To be done:
A. From the passage on designing with communities, extract everything from "When tasked with" down to "of for, communities.".
B. Write what comes next in the passage on designing with communities, picking up right after its final sentence.

When tasked with creating or re-designing systems and services, designers are positioned as experts that lead the charge in ways that will significantly shape other people’s lives – while people in these communities often have the insights to turn these systems and services around.
“If we’re not asking people for their help or valuing what they can contribute – or if we severely limit those opportunities – we’re missing out on all of that.”
In their session at This is Doing festival, KA McKercher shared how they are integrating humility into their design practice and how we can better design with, instead of for, communities.
Prioritise impact over intentions
Emerging designers can get caught in the trap of rushing to do the work, instead of starting with listening and reflection. KA shared that when they focused on transactional skills such as design research questions and useability testing instead of transformational design that works closely with communities, they ended up with a service model that didn’t meet the reality of what people needed. “It was more like a creative writing project rather than an implementable model.”
Consider the gaps between our intentions and the lasting impact the project will have on people and communities. Slow down and listen to the aspirations of the community rather than being led only by what the client has set out.
“We’re taught in design school that new equals good,” says KA but they recommend instead working in solidarity with the existing efforts of the community. “Resist more being better”.
Co-develop agendas and solutions
Reimagine ideas about who is the helper and the helped. While trying to save time and create an efficient workshop experience, KA designed activities that asked people to select from existing ideas rather than giving them the opportunity to produce their own ideas.
“It assumes disadvantage in a way that doesn’t match the way we think about our own lives,” says KA.

Dataset entries:
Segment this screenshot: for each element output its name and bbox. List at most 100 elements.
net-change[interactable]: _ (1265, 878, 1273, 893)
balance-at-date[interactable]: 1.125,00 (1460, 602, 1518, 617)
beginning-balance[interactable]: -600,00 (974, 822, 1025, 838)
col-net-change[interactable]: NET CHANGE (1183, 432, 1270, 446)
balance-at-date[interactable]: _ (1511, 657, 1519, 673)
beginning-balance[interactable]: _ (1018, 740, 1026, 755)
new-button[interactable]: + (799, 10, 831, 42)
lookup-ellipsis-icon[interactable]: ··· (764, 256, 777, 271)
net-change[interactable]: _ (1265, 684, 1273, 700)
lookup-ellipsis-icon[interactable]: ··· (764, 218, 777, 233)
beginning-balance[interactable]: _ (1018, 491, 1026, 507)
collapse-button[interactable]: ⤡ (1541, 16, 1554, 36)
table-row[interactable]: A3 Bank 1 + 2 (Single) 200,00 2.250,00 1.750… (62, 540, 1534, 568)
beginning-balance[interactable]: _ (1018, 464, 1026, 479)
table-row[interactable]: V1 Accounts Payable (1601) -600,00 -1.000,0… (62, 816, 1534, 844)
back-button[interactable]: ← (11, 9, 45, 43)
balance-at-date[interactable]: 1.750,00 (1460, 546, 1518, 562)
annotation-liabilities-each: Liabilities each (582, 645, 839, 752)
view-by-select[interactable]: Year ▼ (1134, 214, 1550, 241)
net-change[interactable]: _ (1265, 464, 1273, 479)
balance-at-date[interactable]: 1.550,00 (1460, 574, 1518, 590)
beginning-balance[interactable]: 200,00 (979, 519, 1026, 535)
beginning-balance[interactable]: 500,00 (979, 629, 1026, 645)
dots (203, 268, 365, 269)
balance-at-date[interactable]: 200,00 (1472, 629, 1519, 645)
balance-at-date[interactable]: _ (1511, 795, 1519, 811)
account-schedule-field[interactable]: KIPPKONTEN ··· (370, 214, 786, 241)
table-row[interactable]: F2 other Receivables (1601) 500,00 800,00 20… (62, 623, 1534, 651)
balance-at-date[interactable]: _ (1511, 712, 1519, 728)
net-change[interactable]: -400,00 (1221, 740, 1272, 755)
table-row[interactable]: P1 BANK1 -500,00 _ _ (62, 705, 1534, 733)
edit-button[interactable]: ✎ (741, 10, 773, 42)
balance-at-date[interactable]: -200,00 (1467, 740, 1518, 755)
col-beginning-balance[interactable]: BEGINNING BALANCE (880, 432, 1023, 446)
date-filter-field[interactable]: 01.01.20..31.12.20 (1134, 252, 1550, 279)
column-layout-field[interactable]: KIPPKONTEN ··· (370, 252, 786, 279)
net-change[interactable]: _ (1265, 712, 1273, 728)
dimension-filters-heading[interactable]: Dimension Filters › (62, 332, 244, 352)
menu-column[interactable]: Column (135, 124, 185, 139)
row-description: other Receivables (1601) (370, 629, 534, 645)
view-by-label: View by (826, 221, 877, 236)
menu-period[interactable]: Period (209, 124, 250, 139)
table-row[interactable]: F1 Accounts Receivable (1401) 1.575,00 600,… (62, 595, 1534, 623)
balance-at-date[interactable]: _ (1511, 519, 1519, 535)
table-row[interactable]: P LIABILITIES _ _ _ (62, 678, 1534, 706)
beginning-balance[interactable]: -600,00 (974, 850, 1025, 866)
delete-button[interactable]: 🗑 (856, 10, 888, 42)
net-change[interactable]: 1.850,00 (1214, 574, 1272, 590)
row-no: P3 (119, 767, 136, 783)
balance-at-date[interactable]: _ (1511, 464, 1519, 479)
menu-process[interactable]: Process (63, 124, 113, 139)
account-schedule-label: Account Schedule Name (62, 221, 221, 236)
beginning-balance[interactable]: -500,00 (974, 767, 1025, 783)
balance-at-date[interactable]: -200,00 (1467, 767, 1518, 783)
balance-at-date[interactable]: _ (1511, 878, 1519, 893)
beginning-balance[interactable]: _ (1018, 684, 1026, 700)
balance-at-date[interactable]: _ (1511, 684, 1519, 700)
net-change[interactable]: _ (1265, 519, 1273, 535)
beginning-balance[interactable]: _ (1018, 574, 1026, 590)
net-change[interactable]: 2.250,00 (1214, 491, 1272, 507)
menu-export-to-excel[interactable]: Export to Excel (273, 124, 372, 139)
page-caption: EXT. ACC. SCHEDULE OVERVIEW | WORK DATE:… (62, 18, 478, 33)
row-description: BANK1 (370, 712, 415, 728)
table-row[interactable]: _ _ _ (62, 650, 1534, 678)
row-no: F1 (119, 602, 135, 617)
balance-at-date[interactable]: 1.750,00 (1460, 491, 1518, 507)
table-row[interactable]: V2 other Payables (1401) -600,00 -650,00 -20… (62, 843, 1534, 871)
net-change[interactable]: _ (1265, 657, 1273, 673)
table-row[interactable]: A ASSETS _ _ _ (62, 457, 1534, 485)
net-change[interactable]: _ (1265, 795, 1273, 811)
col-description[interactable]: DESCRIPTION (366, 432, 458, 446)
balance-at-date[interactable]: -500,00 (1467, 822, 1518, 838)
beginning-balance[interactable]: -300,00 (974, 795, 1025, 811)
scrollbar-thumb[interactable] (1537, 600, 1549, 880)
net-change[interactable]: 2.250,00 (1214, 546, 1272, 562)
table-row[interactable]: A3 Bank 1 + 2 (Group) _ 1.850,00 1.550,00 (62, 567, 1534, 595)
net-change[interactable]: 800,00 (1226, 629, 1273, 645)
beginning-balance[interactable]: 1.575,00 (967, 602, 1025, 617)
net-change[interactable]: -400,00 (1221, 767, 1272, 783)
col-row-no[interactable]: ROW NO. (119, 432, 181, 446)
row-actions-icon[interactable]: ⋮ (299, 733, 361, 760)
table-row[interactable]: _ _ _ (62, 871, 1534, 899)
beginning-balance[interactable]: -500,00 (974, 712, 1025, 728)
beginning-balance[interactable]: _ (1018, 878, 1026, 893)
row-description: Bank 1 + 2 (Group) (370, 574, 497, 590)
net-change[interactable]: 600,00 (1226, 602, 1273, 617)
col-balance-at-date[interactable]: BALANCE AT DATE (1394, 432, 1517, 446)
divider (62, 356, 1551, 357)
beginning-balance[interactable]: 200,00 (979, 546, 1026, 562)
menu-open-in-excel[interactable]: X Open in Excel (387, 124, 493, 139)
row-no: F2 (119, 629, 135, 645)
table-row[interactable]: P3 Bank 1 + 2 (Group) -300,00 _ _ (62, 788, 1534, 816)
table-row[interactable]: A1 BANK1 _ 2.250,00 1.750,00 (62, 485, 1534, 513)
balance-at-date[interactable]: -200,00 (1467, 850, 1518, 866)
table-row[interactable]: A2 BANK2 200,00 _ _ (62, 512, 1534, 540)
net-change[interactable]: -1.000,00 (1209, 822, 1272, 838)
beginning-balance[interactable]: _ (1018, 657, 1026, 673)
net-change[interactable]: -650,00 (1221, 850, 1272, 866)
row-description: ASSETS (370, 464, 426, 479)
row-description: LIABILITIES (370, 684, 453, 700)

Per-task answers:
A.
When tasked with creating or re-designing systems and services, designers are positioned as experts that lead the charge in ways that will significantly shape other people’s lives – while people in these communities often have the insights to turn these systems and services around.
“If we’re not asking people for their help or valuing what they can contribute – or if we severely limit those opportunities – we’re missing out on all of that.”
In their session at This is Doing festival, KA McKercher shared how they are integrating humility into their design practice and how we can better design with, instead of for, communities.

B.
The community was seen as a problem to be solved and a learning exercise for the client’s staff. Workshop participants were positioned as beneficiaries and recipients of need instead of co-producers.
A better approach?
• Co-develop agendas not just with clients but with the community from the start
• Co-facilitate with a member of the community
• Be supported by diverse mentors throughout the design process
• Develop a regular reflective practice with peers
Create safe spaces for everyone to be heard
Power dynamics can quickly enter conversations and make people limit or reframe what they share, which could prevent a vital piece of the problem or potential solutions from being understood. For this reason, KA bans people from sharing job titles or educational backgrounds in workshops. Instead, workshops begin with the question, “who are you in your community?”. For example, if the workshop is about discussing affordable housing models, workshop participants could start by talking about their current home and family, or their home growing up.
Stripping back the usual questions we revert to when meeting people for the first time such as “what do you do?” opens up the space to people who may not have had the same opportunities, and makes conversations more accessible to everyone.